Written request — Give every line of the data again, unchanged, but with no pictures.

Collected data
......
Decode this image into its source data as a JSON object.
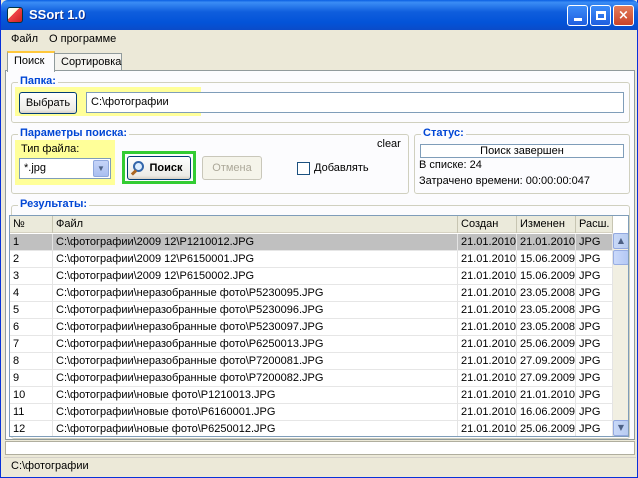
{
  "window": {
    "title": "SSort 1.0",
    "minimize": "minimize",
    "maximize": "maximize",
    "close": "×"
  },
  "menu": {
    "file": "Файл",
    "about": "О программе"
  },
  "tabs": [
    {
      "label": "Поиск",
      "active": true
    },
    {
      "label": "Сортировка",
      "active": false
    }
  ],
  "folder": {
    "title": "Папка:",
    "choose_label": "Выбрать",
    "path": "C:\\фотографии"
  },
  "search_params": {
    "title": "Параметры поиска:",
    "filetype_label": "Тип файла:",
    "filetype_value": "*.jpg",
    "clear_label": "clear",
    "search_label": "Поиск",
    "cancel_label": "Отмена",
    "append_label": "Добавлять",
    "append_checked": false
  },
  "status": {
    "title": "Статус:",
    "state": "Поиск завершен",
    "count": "В списке: 24",
    "elapsed": "Затрачено времени: 00:00:00:047"
  },
  "results": {
    "title": "Результаты:",
    "columns": [
      "№",
      "Файл",
      "Создан",
      "Изменен",
      "Расш."
    ],
    "rows": [
      [
        "1",
        "C:\\фотографии\\2009 12\\P1210012.JPG",
        "21.01.2010",
        "21.01.2010",
        "JPG"
      ],
      [
        "2",
        "C:\\фотографии\\2009 12\\P6150001.JPG",
        "21.01.2010",
        "15.06.2009",
        "JPG"
      ],
      [
        "3",
        "C:\\фотографии\\2009 12\\P6150002.JPG",
        "21.01.2010",
        "15.06.2009",
        "JPG"
      ],
      [
        "4",
        "C:\\фотографии\\неразобранные фото\\P5230095.JPG",
        "21.01.2010",
        "23.05.2008",
        "JPG"
      ],
      [
        "5",
        "C:\\фотографии\\неразобранные фото\\P5230096.JPG",
        "21.01.2010",
        "23.05.2008",
        "JPG"
      ],
      [
        "6",
        "C:\\фотографии\\неразобранные фото\\P5230097.JPG",
        "21.01.2010",
        "23.05.2008",
        "JPG"
      ],
      [
        "7",
        "C:\\фотографии\\неразобранные фото\\P6250013.JPG",
        "21.01.2010",
        "25.06.2009",
        "JPG"
      ],
      [
        "8",
        "C:\\фотографии\\неразобранные фото\\P7200081.JPG",
        "21.01.2010",
        "27.09.2009",
        "JPG"
      ],
      [
        "9",
        "C:\\фотографии\\неразобранные фото\\P7200082.JPG",
        "21.01.2010",
        "27.09.2009",
        "JPG"
      ],
      [
        "10",
        "C:\\фотографии\\новые фото\\P1210013.JPG",
        "21.01.2010",
        "21.01.2010",
        "JPG"
      ],
      [
        "11",
        "C:\\фотографии\\новые фото\\P6160001.JPG",
        "21.01.2010",
        "16.06.2009",
        "JPG"
      ],
      [
        "12",
        "C:\\фотографии\\новые фото\\P6250012.JPG",
        "21.01.2010",
        "25.06.2009",
        "JPG"
      ]
    ],
    "selected_row": 0
  },
  "statusbar": {
    "text": "C:\\фотографии"
  },
  "colors": {
    "group_title": "#0046D5",
    "highlight": "#FFFF99",
    "search_border": "#33CC33"
  }
}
......
Answer to the problem —
Decode this image into its source data as a JSON object.
{
  "window": {
    "title": "SSort 1.0",
    "minimize": "minimize",
    "maximize": "maximize",
    "close": "×"
  },
  "menu": {
    "file": "Файл",
    "about": "О программе"
  },
  "tabs": [
    {
      "label": "Поиск",
      "active": true
    },
    {
      "label": "Сортировка",
      "active": false
    }
  ],
  "folder": {
    "title": "Папка:",
    "choose_label": "Выбрать",
    "path": "C:\\фотографии"
  },
  "search_params": {
    "title": "Параметры поиска:",
    "filetype_label": "Тип файла:",
    "filetype_value": "*.jpg",
    "clear_label": "clear",
    "search_label": "Поиск",
    "cancel_label": "Отмена",
    "append_label": "Добавлять",
    "append_checked": false
  },
  "status": {
    "title": "Статус:",
    "state": "Поиск завершен",
    "count": "В списке: 24",
    "elapsed": "Затрачено времени: 00:00:00:047"
  },
  "results": {
    "title": "Результаты:",
    "columns": [
      "№",
      "Файл",
      "Создан",
      "Изменен",
      "Расш."
    ],
    "rows": [
      [
        "1",
        "C:\\фотографии\\2009 12\\P1210012.JPG",
        "21.01.2010",
        "21.01.2010",
        "JPG"
      ],
      [
        "2",
        "C:\\фотографии\\2009 12\\P6150001.JPG",
        "21.01.2010",
        "15.06.2009",
        "JPG"
      ],
      [
        "3",
        "C:\\фотографии\\2009 12\\P6150002.JPG",
        "21.01.2010",
        "15.06.2009",
        "JPG"
      ],
      [
        "4",
        "C:\\фотографии\\неразобранные фото\\P5230095.JPG",
        "21.01.2010",
        "23.05.2008",
        "JPG"
      ],
      [
        "5",
        "C:\\фотографии\\неразобранные фото\\P5230096.JPG",
        "21.01.2010",
        "23.05.2008",
        "JPG"
      ],
      [
        "6",
        "C:\\фотографии\\неразобранные фото\\P5230097.JPG",
        "21.01.2010",
        "23.05.2008",
        "JPG"
      ],
      [
        "7",
        "C:\\фотографии\\неразобранные фото\\P6250013.JPG",
        "21.01.2010",
        "25.06.2009",
        "JPG"
      ],
      [
        "8",
        "C:\\фотографии\\неразобранные фото\\P7200081.JPG",
        "21.01.2010",
        "27.09.2009",
        "JPG"
      ],
      [
        "9",
        "C:\\фотографии\\неразобранные фото\\P7200082.JPG",
        "21.01.2010",
        "27.09.2009",
        "JPG"
      ],
      [
        "10",
        "C:\\фотографии\\новые фото\\P1210013.JPG",
        "21.01.2010",
        "21.01.2010",
        "JPG"
      ],
      [
        "11",
        "C:\\фотографии\\новые фото\\P6160001.JPG",
        "21.01.2010",
        "16.06.2009",
        "JPG"
      ],
      [
        "12",
        "C:\\фотографии\\новые фото\\P6250012.JPG",
        "21.01.2010",
        "25.06.2009",
        "JPG"
      ]
    ],
    "selected_row": 0
  },
  "statusbar": {
    "text": "C:\\фотографии"
  },
  "colors": {
    "group_title": "#0046D5",
    "highlight": "#FFFF99",
    "search_border": "#33CC33"
  }
}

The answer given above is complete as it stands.